• _GOAL_: Show all lines from the data that include the word "this".

• _AVAILABLE DATA_:
########################################

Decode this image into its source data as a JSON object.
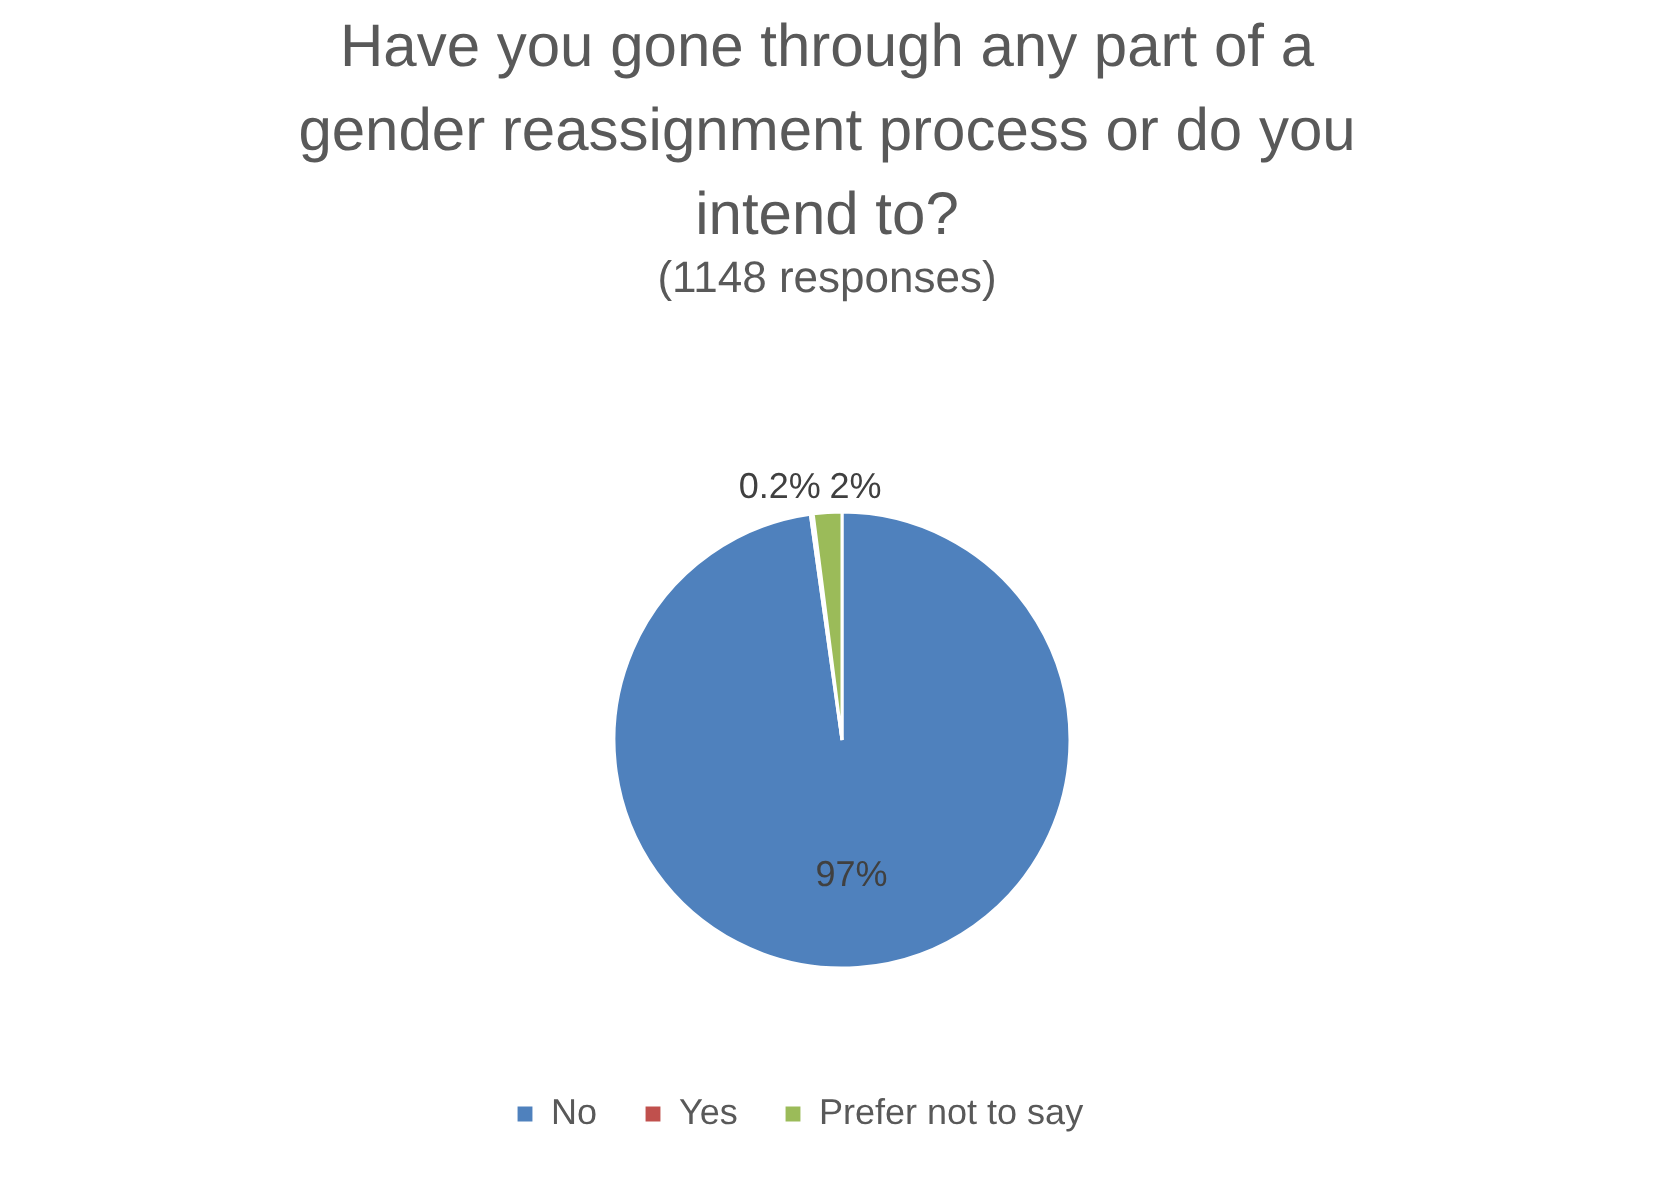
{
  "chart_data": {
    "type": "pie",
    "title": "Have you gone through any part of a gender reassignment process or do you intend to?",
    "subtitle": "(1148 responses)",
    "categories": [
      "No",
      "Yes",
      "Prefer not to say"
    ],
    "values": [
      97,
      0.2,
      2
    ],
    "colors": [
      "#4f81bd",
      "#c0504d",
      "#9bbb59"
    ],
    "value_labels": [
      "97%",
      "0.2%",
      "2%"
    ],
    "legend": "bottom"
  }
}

########################################

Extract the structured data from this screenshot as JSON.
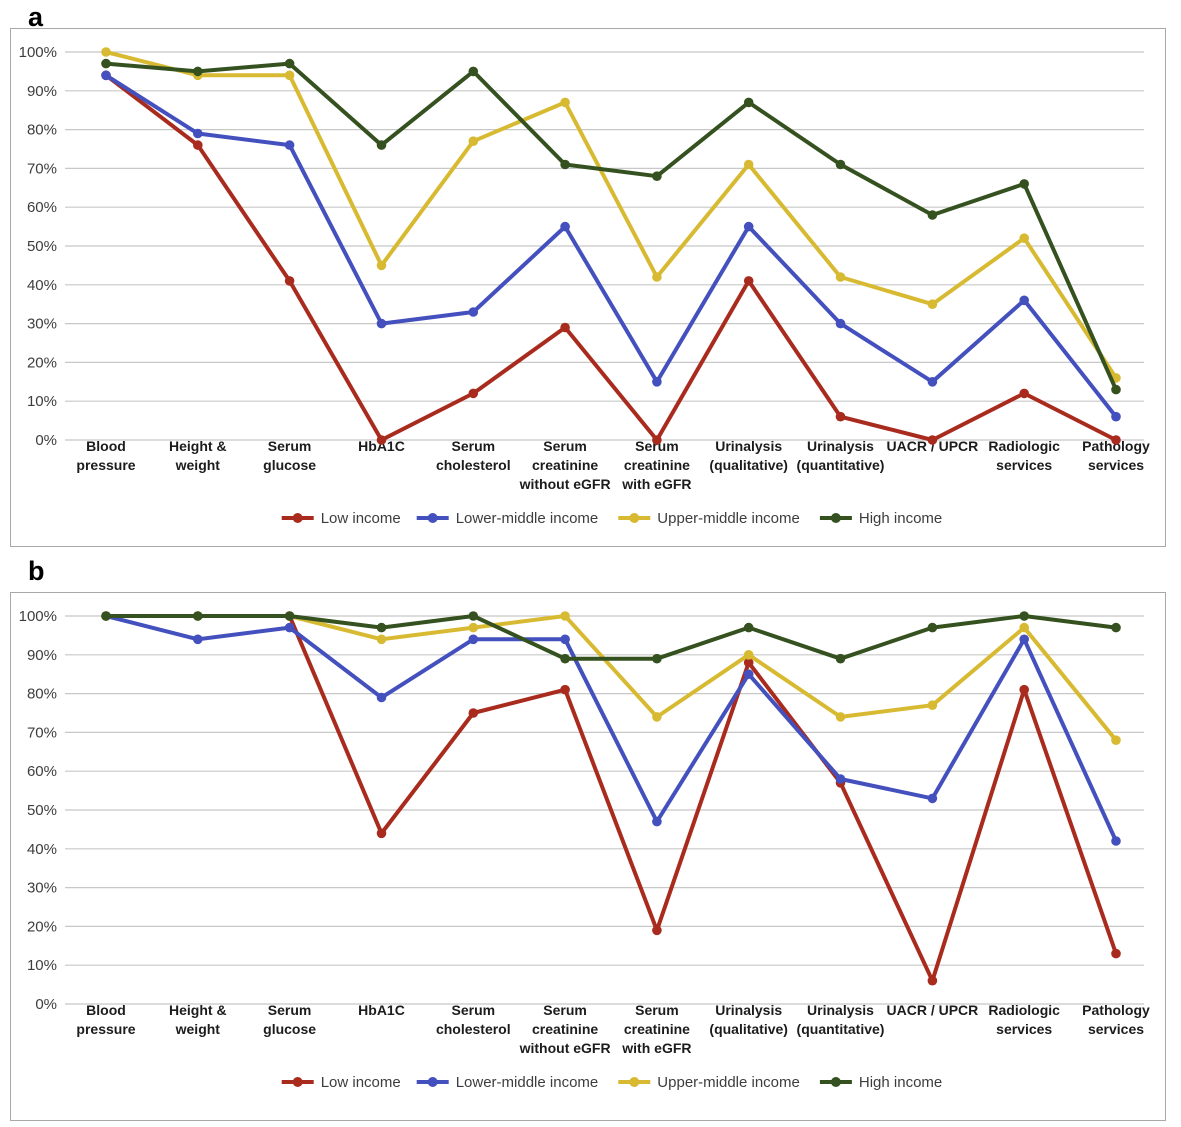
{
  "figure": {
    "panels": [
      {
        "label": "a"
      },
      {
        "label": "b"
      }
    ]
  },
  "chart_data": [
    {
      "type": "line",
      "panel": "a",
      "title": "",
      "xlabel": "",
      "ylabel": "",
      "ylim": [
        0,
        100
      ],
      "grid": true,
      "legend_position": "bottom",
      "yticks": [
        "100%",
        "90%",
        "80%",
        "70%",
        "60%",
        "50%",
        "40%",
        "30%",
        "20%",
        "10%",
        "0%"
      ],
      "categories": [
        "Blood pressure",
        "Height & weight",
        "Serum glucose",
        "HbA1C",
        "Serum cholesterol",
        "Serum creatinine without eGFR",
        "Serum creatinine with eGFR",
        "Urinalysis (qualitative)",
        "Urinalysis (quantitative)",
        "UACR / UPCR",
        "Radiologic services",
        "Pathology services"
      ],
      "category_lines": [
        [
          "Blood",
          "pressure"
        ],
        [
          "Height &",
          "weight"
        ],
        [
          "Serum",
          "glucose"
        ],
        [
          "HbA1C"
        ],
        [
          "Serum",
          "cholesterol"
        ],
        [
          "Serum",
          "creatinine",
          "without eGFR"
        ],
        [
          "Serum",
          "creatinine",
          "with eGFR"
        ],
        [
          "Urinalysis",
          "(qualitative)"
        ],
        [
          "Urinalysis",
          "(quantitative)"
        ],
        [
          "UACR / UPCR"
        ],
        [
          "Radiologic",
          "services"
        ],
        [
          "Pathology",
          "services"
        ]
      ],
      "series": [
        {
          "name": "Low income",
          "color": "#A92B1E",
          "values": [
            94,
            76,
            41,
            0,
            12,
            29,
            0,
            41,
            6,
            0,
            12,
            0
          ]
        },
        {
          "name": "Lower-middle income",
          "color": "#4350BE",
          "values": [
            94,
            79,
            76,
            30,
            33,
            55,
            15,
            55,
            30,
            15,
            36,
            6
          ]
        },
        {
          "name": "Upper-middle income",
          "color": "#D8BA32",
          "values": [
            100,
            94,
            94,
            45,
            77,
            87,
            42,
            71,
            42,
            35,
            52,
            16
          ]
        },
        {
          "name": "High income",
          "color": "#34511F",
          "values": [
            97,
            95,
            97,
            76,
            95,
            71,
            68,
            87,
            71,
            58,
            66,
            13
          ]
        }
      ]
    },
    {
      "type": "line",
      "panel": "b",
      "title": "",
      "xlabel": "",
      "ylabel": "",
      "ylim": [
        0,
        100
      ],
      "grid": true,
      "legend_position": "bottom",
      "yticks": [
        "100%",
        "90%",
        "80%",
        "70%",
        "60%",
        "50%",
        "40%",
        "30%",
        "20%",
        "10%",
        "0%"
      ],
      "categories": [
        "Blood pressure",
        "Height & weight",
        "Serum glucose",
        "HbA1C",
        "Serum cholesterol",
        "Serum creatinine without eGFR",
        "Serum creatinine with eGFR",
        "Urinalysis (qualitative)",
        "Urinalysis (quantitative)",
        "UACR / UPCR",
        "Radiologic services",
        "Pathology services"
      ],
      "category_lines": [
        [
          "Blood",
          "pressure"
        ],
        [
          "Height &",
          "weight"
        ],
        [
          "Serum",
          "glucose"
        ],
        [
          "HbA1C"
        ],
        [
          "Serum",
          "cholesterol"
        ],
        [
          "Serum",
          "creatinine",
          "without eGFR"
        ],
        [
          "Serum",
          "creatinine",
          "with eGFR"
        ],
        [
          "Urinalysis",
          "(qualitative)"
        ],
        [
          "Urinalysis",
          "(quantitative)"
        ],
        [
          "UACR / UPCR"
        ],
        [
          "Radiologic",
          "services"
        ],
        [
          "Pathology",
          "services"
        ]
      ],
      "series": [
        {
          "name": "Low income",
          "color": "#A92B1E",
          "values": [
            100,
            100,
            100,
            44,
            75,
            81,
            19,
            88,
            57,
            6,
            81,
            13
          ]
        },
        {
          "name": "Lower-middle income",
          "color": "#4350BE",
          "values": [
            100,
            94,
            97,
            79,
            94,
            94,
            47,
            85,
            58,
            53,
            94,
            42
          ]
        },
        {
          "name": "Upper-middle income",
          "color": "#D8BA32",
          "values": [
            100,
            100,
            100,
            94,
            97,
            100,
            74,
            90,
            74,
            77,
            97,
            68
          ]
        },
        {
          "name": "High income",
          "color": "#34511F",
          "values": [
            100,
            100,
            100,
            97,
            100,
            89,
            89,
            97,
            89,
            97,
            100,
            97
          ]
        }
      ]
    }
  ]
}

########################################

• _RESULT OF THE EXERCISE_:
Decode this image into its source data as a JSON object.
Extract the structured data from this screenshot as JSON.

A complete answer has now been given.